DATASET EXCERPTS:

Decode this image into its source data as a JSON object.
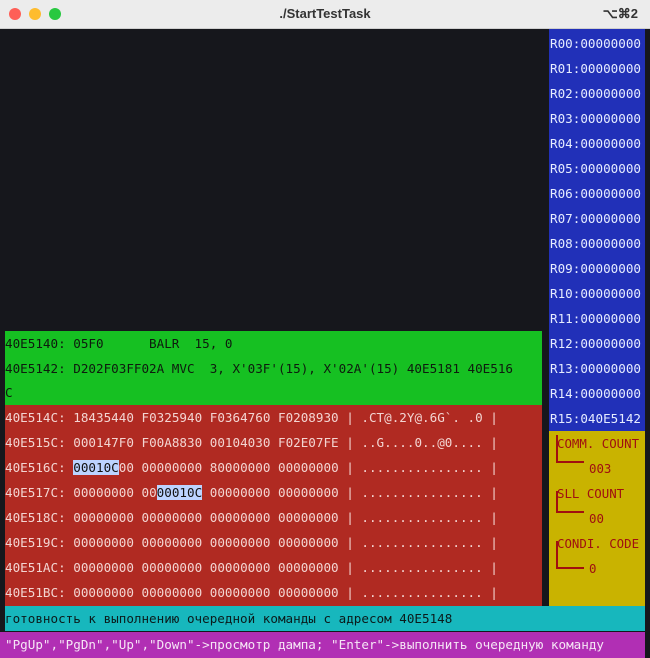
{
  "window": {
    "title": "./StartTestTask",
    "shortcut": "⌥⌘2"
  },
  "disasm": [
    "40E5140: 05F0      BALR  15, 0",
    "40E5142: D202F03FF02A MVC  3, X'03F'(15), X'02A'(15) 40E5181 40E516",
    "C"
  ],
  "dump": [
    {
      "addr": "40E514C:",
      "pre": "",
      "hl": "",
      "mid": "18435440 F0325940 F0364760 F0208930",
      "hl2": "",
      "post": "",
      "ascii": " | .CT@.2Y@.6G`. .0 |"
    },
    {
      "addr": "40E515C:",
      "pre": "",
      "hl": "",
      "mid": "000147F0 F00A8830 00104030 F02E07FE",
      "hl2": "",
      "post": "",
      "ascii": " | ..G....0..@0.... |"
    },
    {
      "addr": "40E516C:",
      "pre": "",
      "hl": "00010C",
      "mid": "00 00000000 80000000 00000000",
      "hl2": "",
      "post": "",
      "ascii": " | ................ |"
    },
    {
      "addr": "40E517C:",
      "pre": "",
      "hl": "",
      "mid": "00000000 00",
      "hl2": "00010C",
      "post": " 00000000 00000000",
      "ascii": " | ................ |"
    },
    {
      "addr": "40E518C:",
      "pre": "",
      "hl": "",
      "mid": "00000000 00000000 00000000 00000000",
      "hl2": "",
      "post": "",
      "ascii": " | ................ |"
    },
    {
      "addr": "40E519C:",
      "pre": "",
      "hl": "",
      "mid": "00000000 00000000 00000000 00000000",
      "hl2": "",
      "post": "",
      "ascii": " | ................ |"
    },
    {
      "addr": "40E51AC:",
      "pre": "",
      "hl": "",
      "mid": "00000000 00000000 00000000 00000000",
      "hl2": "",
      "post": "",
      "ascii": " | ................ |"
    },
    {
      "addr": "40E51BC:",
      "pre": "",
      "hl": "",
      "mid": "00000000 00000000 00000000 00000000",
      "hl2": "",
      "post": "",
      "ascii": " | ................ |"
    }
  ],
  "registers": [
    "R00:00000000",
    "R01:00000000",
    "R02:00000000",
    "R03:00000000",
    "R04:00000000",
    "R05:00000000",
    "R06:00000000",
    "R07:00000000",
    "R08:00000000",
    "R09:00000000",
    "R10:00000000",
    "R11:00000000",
    "R12:00000000",
    "R13:00000000",
    "R14:00000000",
    "R15:040E5142"
  ],
  "counters": [
    {
      "label": "COMM. COUNT",
      "value": "003"
    },
    {
      "label": "SLL COUNT",
      "value": "00"
    },
    {
      "label": "CONDI. CODE",
      "value": "0"
    }
  ],
  "status": "готовность к выполнению очередной команды с адресом 40E5148",
  "hint": "\"PgUp\",\"PgDn\",\"Up\",\"Down\"->просмотр дампа; \"Enter\"->выполнить очередную команду"
}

EXERCISE:
Out of the material above, gather each line where "addr" appears.

ANSWER TO THE EXERCISE:
      "addr": "40E514C:",
      "addr": "40E515C:",
      "addr": "40E516C:",
      "addr": "40E517C:",
      "addr": "40E518C:",
      "addr": "40E519C:",
      "addr": "40E51AC:",
      "addr": "40E51BC:",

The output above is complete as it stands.